Aim of the exercise: Copy the material from the line containing "1558, 670, 1694]" through the line containing "892, 144, 980]", both included, replacing "target-icon" with "goal-icon" and leaving everything else unchanged.

---*---

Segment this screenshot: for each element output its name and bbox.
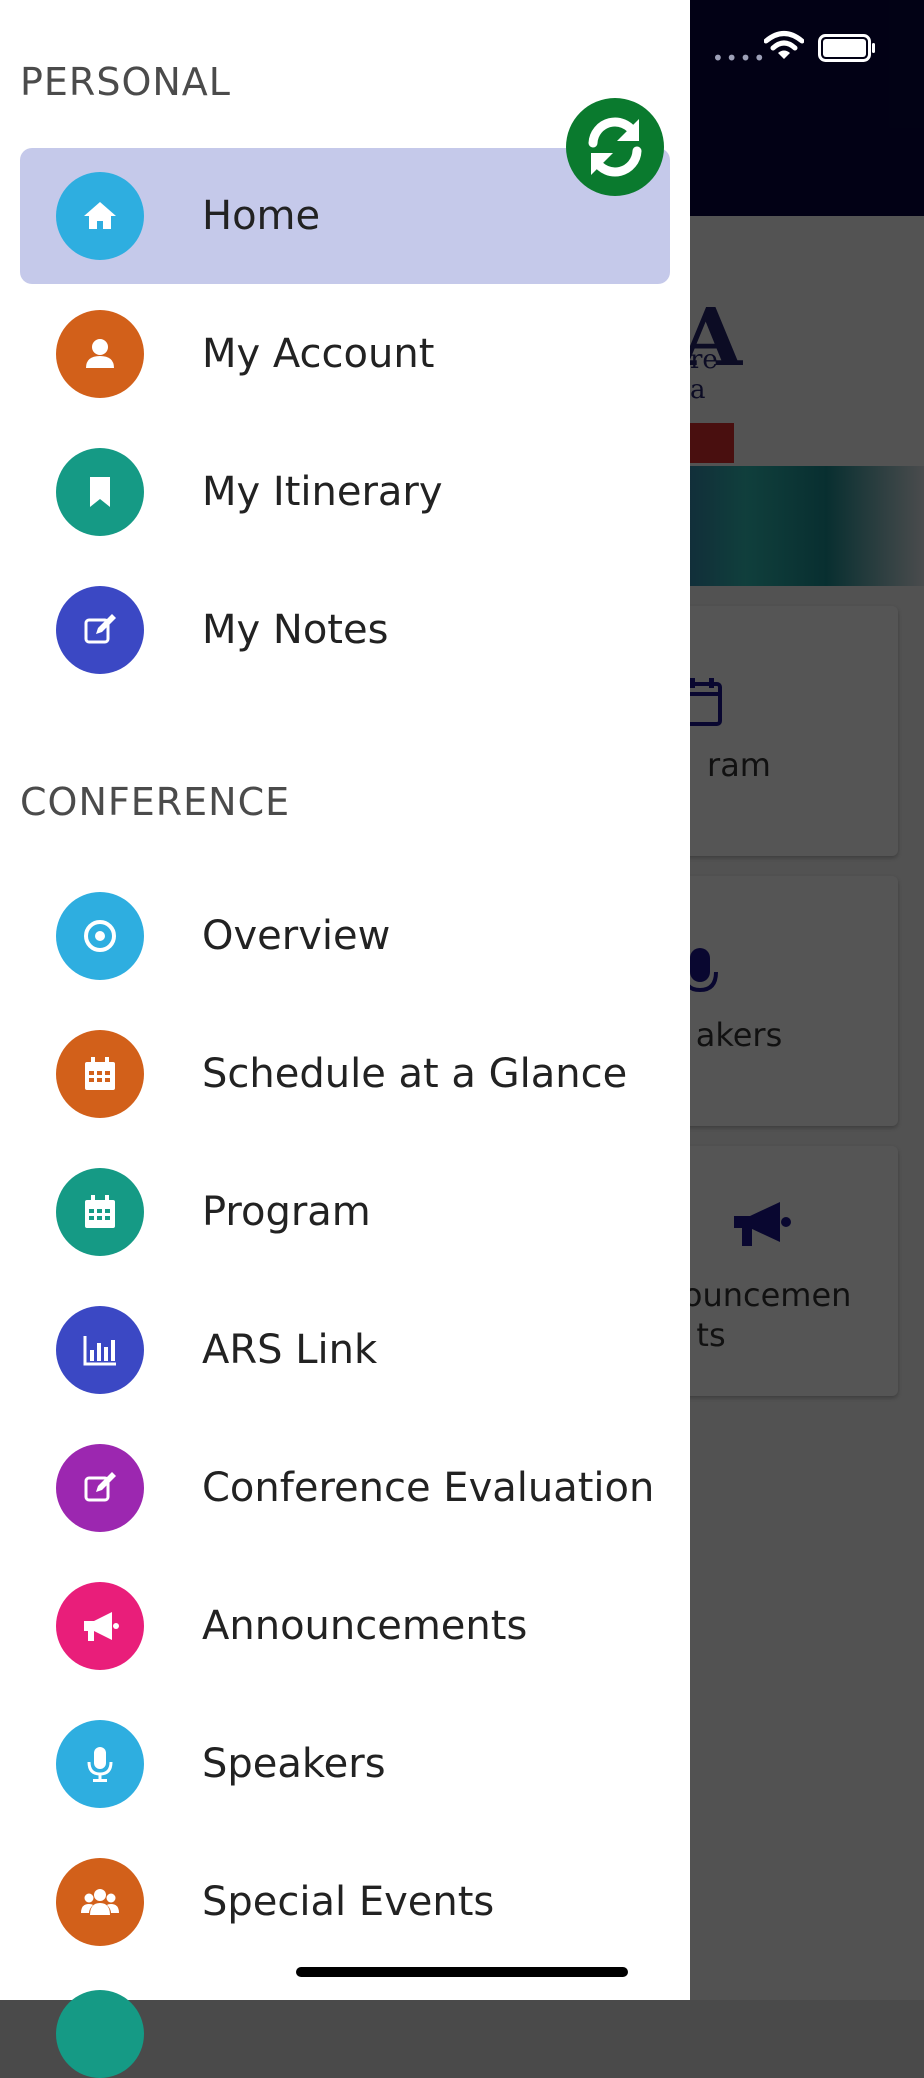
menu-item-announcements[interactable]: Announcements	[20, 1558, 670, 1694]
menu-label: Announcements	[202, 1603, 528, 1649]
menu-item-overview[interactable]: Overview	[20, 868, 670, 1004]
refresh-button[interactable]	[566, 98, 664, 196]
edit-icon	[56, 586, 144, 674]
battery-icon	[818, 34, 875, 62]
target-icon	[56, 892, 144, 980]
menu-label: Conference Evaluation	[202, 1465, 655, 1511]
menu-item-speakers[interactable]: Speakers	[20, 1696, 670, 1832]
user-icon	[56, 310, 144, 398]
navigation-drawer: PERSONAL Home My Account My Itinerary My…	[0, 0, 690, 2078]
menu-label: My Itinerary	[202, 469, 443, 515]
calendar-icon	[56, 1168, 144, 1256]
menu-item-conference-evaluation[interactable]: Conference Evaluation	[20, 1420, 670, 1556]
calendar-icon	[56, 1030, 144, 1118]
users-icon	[56, 1858, 144, 1946]
microphone-icon	[56, 1720, 144, 1808]
home-icon	[56, 172, 144, 260]
menu-item-my-itinerary[interactable]: My Itinerary	[20, 424, 670, 560]
section-title-conference: CONFERENCE	[20, 780, 291, 824]
menu-label: Overview	[202, 913, 391, 959]
section-title-personal: PERSONAL	[20, 60, 231, 104]
menu-label: Schedule at a Glance	[202, 1051, 628, 1097]
menu-label: Program	[202, 1189, 371, 1235]
menu-item-schedule-at-a-glance[interactable]: Schedule at a Glance	[20, 1006, 670, 1142]
menu-item-special-events[interactable]: Special Events	[20, 1834, 670, 1970]
menu-item-ars-link[interactable]: ARS Link	[20, 1282, 670, 1418]
wifi-icon	[764, 31, 804, 59]
menu-label: My Notes	[202, 607, 389, 653]
menu-label: ARS Link	[202, 1327, 378, 1373]
edit-icon	[56, 1444, 144, 1532]
refresh-icon	[588, 117, 642, 177]
menu-label: Special Events	[202, 1879, 495, 1925]
bookmark-icon	[56, 448, 144, 536]
home-indicator[interactable]	[296, 1967, 628, 1977]
menu-label: Home	[202, 193, 321, 239]
signal-icon: ••••	[712, 46, 768, 70]
menu-item-program[interactable]: Program	[20, 1144, 670, 1280]
partial-menu-icon	[56, 1990, 144, 2078]
menu-label: Speakers	[202, 1741, 386, 1787]
menu-label: My Account	[202, 331, 435, 377]
menu-item-my-account[interactable]: My Account	[20, 286, 670, 422]
bar-chart-icon	[56, 1306, 144, 1394]
megaphone-icon	[56, 1582, 144, 1670]
menu-item-my-notes[interactable]: My Notes	[20, 562, 670, 698]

---*---

Solution for this exercise:
menu-item-announcements[interactable]: Announcements	[20, 1558, 670, 1694]
menu-label: Announcements	[202, 1603, 528, 1649]
menu-item-overview[interactable]: Overview	[20, 868, 670, 1004]
refresh-button[interactable]	[566, 98, 664, 196]
edit-icon	[56, 586, 144, 674]
battery-icon	[818, 34, 875, 62]
goal-icon	[56, 892, 144, 980]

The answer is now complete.